- Source document -
◆ ◆ ◆ ◆

How to deal with a psychopathic hostage taker
Hostage negotiations are always challenging, but never more so than when the hostage taker is a psychopath. Equipping yourself with an understanding of these people, what they can do and how to deal with them is critical for a successful resolution, as Dr Emma Kavanagh explains.

Hostage negotiations are always challenging, but never more so than when the hostage taker is a psychopath. Equipping yourself with an understanding of these people, what they can do and how to deal with them is critical for a successful resolution, as Dr Emma Kavanagh explains.
On July 14, 1966, student nurse, Corazon Amurao, answered the door to her South Chicago townhouse, to find 25 year old Richard Speck standing on her doorstep. Before she could react, Speck forced his way inside the house, taking Amurao and five of her housemates hostage. Over the next hour, Speck proceeded to systematically beat and rape the young women, capturing an additional three girls as they arrived home. After hours of torture, Speck finally went on a stabbing spree, killing all of his captives but Amurao, who escaped by rolling under a bed. Speck had lost count of his victims.
In films such as Psycho and American Psycho, popular media has created an enduring image of what it means to be a psychopath (usually axe-wielding) and what it means to come into contact with a psychopath (usually death). However, psychopathy is a complex, multi-faceted phenomenon a personality disorder unique in its effects and in its resistance to change. The psychopath, with their complete lack of empathy for others, their almost stunning aptitude in manipulating others to their own ends and their staggering capacity to lie, can turn the world of those around them upside down and with absolutely no desire to recover from this particular brand of disorder. Now imagine facing them as a negotiator, when the stress is up, tempers are frayed and lives are at risk.

◆ ◆ ◆ ◆

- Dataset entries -
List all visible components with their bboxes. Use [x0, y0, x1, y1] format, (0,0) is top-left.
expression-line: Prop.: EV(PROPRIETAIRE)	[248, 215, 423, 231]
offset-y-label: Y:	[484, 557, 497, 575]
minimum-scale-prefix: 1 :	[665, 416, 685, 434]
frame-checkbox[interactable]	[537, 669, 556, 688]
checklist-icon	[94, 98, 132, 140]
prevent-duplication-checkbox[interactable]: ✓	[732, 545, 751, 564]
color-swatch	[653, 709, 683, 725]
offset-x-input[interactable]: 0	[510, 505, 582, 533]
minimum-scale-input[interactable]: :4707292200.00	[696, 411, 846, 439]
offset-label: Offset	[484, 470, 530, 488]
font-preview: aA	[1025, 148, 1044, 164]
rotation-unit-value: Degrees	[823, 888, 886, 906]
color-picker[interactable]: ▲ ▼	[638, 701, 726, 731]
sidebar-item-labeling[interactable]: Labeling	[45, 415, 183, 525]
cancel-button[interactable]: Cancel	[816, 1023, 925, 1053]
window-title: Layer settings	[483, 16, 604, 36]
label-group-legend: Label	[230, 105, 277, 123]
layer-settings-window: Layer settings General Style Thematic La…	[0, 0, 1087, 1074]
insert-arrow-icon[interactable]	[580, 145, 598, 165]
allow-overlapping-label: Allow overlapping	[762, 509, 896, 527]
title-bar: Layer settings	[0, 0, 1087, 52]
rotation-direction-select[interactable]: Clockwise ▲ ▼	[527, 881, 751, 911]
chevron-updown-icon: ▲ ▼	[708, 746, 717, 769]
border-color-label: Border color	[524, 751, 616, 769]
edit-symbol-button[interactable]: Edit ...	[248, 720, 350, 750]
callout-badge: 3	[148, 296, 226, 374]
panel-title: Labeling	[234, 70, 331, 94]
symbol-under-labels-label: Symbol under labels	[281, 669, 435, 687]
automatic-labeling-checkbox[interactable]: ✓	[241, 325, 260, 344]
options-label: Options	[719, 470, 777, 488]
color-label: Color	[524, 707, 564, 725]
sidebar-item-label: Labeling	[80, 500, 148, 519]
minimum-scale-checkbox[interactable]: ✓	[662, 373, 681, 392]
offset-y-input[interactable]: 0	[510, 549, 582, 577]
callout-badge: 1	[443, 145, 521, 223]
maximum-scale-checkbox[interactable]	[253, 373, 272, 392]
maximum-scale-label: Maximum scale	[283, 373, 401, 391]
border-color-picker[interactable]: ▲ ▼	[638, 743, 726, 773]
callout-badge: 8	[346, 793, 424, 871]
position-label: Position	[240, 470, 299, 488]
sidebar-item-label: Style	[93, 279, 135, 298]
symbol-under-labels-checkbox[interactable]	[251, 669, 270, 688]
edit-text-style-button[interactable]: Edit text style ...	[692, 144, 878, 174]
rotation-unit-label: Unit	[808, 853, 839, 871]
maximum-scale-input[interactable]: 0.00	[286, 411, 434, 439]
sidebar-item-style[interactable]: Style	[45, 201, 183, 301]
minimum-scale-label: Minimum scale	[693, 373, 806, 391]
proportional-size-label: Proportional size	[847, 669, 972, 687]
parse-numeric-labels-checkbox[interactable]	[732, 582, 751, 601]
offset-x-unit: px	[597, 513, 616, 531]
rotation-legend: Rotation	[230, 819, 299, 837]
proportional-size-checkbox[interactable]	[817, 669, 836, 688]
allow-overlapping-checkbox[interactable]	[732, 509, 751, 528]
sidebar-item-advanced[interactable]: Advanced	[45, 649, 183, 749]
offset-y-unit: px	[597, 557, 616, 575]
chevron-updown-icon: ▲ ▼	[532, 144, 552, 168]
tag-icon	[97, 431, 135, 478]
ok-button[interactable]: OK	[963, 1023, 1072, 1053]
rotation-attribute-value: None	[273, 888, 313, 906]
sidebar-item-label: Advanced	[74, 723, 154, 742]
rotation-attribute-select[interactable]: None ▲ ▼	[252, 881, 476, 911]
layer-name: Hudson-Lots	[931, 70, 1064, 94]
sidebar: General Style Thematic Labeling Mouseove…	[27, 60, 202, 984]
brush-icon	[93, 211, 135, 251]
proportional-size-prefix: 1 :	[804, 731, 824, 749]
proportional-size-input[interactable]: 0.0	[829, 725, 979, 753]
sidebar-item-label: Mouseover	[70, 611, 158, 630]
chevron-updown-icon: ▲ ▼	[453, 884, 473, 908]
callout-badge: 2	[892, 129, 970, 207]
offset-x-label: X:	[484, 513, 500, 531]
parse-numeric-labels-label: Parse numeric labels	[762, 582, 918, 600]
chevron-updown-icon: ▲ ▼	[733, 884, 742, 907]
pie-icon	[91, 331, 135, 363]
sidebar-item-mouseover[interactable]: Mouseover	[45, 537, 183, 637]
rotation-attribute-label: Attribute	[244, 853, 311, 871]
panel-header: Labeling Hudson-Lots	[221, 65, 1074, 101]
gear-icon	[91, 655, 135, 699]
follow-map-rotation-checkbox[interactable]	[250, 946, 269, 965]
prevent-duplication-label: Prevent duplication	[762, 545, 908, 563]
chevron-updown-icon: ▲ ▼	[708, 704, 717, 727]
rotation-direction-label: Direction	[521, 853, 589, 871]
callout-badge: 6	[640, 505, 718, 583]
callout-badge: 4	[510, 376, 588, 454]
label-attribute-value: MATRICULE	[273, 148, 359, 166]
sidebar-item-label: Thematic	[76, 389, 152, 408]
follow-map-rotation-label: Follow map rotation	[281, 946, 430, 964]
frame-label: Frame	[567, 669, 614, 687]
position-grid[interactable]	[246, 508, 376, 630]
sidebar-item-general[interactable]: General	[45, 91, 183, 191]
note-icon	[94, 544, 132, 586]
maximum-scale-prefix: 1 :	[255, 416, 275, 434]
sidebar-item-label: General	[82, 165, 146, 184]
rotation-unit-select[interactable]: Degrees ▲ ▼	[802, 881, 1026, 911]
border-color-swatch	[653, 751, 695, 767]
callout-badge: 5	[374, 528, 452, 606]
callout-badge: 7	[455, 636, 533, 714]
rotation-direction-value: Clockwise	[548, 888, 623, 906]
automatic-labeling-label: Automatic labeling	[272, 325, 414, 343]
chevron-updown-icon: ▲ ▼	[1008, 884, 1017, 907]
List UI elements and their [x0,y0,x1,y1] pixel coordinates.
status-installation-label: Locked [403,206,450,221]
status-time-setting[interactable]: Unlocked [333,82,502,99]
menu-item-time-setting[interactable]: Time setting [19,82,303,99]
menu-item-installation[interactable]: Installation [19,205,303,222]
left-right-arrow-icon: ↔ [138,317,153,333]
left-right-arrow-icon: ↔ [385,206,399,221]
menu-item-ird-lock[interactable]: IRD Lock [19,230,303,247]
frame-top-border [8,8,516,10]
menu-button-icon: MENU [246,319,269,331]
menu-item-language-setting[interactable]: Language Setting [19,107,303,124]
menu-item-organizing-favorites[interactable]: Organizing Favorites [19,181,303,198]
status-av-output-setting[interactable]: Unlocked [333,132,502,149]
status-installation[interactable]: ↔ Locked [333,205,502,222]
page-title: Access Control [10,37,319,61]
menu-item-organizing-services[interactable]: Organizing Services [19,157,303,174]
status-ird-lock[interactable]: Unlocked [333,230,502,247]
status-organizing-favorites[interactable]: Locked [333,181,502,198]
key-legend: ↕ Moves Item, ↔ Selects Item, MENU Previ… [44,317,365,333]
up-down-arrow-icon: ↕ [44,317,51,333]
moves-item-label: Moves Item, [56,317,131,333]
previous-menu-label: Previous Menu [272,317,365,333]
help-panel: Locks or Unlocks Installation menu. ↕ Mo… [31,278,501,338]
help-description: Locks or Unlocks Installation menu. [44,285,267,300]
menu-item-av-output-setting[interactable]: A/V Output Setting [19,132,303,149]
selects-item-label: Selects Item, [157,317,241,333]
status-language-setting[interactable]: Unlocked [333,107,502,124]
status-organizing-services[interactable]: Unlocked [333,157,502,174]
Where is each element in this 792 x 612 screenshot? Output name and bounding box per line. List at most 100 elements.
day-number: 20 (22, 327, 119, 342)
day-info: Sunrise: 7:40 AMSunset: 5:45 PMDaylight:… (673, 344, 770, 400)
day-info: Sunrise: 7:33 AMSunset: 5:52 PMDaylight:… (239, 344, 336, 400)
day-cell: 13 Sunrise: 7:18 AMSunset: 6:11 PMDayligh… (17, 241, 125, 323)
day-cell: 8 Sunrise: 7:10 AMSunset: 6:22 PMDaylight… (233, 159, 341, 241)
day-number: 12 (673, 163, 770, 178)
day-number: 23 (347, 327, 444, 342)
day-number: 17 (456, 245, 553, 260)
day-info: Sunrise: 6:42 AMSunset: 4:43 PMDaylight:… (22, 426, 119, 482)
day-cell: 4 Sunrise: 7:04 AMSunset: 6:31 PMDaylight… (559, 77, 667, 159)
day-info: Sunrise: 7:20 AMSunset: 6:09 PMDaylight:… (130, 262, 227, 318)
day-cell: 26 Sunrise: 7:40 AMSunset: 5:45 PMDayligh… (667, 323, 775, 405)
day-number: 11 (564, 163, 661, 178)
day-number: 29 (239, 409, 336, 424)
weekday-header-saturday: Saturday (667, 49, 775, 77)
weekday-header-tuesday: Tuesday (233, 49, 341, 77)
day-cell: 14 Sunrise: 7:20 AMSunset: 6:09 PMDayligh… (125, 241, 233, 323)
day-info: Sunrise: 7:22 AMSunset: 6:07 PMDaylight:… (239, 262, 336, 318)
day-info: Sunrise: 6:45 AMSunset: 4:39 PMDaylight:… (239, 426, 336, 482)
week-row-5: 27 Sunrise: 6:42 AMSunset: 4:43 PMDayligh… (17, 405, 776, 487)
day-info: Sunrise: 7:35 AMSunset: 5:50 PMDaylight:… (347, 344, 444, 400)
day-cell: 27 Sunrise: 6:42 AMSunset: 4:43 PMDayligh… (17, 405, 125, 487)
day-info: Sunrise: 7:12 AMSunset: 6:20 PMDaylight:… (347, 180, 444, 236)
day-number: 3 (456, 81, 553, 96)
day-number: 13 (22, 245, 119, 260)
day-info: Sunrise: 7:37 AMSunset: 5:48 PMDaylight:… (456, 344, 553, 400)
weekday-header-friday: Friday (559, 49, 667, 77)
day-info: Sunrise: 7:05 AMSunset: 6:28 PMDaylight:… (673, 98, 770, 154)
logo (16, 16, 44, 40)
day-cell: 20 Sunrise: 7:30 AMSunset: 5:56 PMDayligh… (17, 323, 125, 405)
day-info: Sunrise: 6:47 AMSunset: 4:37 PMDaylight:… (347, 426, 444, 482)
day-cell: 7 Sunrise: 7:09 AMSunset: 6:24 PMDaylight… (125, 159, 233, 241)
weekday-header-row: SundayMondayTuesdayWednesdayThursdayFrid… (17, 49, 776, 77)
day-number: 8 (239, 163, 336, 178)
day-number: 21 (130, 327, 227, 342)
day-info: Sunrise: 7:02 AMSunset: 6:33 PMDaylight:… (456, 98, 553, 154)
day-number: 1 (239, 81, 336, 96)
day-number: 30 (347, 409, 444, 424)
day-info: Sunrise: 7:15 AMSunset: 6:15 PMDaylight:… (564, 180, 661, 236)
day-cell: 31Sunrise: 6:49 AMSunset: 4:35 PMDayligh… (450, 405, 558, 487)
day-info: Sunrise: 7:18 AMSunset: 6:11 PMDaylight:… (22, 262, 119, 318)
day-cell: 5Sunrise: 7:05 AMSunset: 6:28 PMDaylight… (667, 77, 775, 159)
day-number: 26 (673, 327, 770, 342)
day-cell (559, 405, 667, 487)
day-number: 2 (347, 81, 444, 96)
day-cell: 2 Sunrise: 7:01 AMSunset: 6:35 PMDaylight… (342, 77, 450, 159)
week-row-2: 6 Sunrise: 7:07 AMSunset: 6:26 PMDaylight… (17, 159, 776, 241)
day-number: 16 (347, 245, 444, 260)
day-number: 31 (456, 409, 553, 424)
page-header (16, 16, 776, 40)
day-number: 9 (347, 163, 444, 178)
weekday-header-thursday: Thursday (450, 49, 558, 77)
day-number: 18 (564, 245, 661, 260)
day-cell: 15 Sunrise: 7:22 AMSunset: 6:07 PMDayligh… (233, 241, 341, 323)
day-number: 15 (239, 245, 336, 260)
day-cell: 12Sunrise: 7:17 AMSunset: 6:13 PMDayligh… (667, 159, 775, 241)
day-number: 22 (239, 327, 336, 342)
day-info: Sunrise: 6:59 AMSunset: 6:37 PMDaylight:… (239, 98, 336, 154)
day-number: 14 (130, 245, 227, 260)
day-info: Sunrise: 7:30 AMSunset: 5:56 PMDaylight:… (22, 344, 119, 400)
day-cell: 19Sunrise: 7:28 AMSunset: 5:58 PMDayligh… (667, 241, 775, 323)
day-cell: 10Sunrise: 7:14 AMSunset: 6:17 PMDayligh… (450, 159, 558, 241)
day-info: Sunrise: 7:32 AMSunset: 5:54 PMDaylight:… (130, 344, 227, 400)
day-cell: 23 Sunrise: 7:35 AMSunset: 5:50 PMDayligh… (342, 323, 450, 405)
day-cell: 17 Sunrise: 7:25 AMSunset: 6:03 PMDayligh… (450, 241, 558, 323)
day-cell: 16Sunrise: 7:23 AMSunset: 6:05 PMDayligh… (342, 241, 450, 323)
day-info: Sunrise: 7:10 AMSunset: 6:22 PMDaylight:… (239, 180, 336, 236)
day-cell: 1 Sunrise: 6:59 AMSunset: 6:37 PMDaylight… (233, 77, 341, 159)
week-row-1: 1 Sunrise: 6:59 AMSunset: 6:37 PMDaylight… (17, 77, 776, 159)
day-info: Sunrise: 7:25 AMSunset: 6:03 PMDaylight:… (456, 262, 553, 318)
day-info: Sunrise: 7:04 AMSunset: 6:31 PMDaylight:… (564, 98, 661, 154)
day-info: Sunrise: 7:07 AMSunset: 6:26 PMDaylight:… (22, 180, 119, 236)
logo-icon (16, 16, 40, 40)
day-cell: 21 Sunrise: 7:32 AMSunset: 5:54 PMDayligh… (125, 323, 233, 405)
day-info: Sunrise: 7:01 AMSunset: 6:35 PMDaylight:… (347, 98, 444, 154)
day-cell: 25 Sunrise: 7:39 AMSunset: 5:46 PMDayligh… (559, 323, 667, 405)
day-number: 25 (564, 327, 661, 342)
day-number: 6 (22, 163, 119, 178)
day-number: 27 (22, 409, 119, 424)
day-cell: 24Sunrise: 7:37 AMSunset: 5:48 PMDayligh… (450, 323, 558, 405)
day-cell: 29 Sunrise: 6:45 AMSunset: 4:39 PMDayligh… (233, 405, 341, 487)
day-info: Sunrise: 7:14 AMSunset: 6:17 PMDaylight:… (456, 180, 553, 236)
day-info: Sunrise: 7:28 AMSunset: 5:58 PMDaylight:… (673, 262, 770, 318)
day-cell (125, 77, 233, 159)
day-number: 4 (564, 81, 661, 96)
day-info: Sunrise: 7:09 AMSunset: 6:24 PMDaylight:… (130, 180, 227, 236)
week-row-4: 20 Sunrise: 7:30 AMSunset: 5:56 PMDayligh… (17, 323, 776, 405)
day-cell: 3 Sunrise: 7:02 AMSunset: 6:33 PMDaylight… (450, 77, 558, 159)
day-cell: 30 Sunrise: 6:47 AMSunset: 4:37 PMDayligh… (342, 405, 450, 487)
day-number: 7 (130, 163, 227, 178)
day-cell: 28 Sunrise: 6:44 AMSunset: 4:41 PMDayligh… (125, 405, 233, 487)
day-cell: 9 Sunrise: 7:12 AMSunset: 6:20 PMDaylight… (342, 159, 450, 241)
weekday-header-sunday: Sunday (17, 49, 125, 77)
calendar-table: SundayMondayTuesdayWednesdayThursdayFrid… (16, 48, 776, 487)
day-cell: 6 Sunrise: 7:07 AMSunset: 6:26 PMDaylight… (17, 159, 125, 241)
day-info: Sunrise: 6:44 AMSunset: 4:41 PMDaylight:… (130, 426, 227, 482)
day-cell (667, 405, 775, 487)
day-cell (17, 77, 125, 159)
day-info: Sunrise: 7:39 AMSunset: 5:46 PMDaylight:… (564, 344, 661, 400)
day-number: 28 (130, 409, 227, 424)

◆ ◆ ◆ ◆

- Work to be completed -
Reproduce the entire text on dealing with a psychopathic hostage taker word for word. The records have no connection to the text about psychopathic hostage takers.

- Task solution -
How to deal with a psychopathic hostage taker
Hostage negotiations are always challenging, but never more so than when the hostage taker is a psychopath. Equipping yourself with an understanding of these people, what they can do and how to deal with them is critical for a successful resolution, as Dr Emma Kavanagh explains.

Hostage negotiations are always challenging, but never more so than when the hostage taker is a psychopath. Equipping yourself with an understanding of these people, what they can do and how to deal with them is critical for a successful resolution, as Dr Emma Kavanagh explains.
On July 14, 1966, student nurse, Corazon Amurao, answered the door to her South Chicago townhouse, to find 25 year old Richard Speck standing on her doorstep. Before she could react, Speck forced his way inside the house, taking Amurao and five of her housemates hostage. Over the next hour, Speck proceeded to systematically beat and rape the young women, capturing an additional three girls as they arrived home. After hours of torture, Speck finally went on a stabbing spree, killing all of his captives but Amurao, who escaped by rolling under a bed. Speck had lost count of his victims.
In films such as Psycho and American Psycho, popular media has created an enduring image of what it means to be a psychopath (usually axe-wielding) and what it means to come into contact with a psychopath (usually death). However, psychopathy is a complex, multi-faceted phenomenon a personality disorder unique in its effects and in its resistance to change. The psychopath, with their complete lack of empathy for others, their almost stunning aptitude in manipulating others to their own ends and their staggering capacity to lie, can turn the world of those around them upside down and with absolutely no desire to recover from this particular brand of disorder. Now imagine facing them as a negotiator, when the stress is up, tempers are frayed and lives are at risk.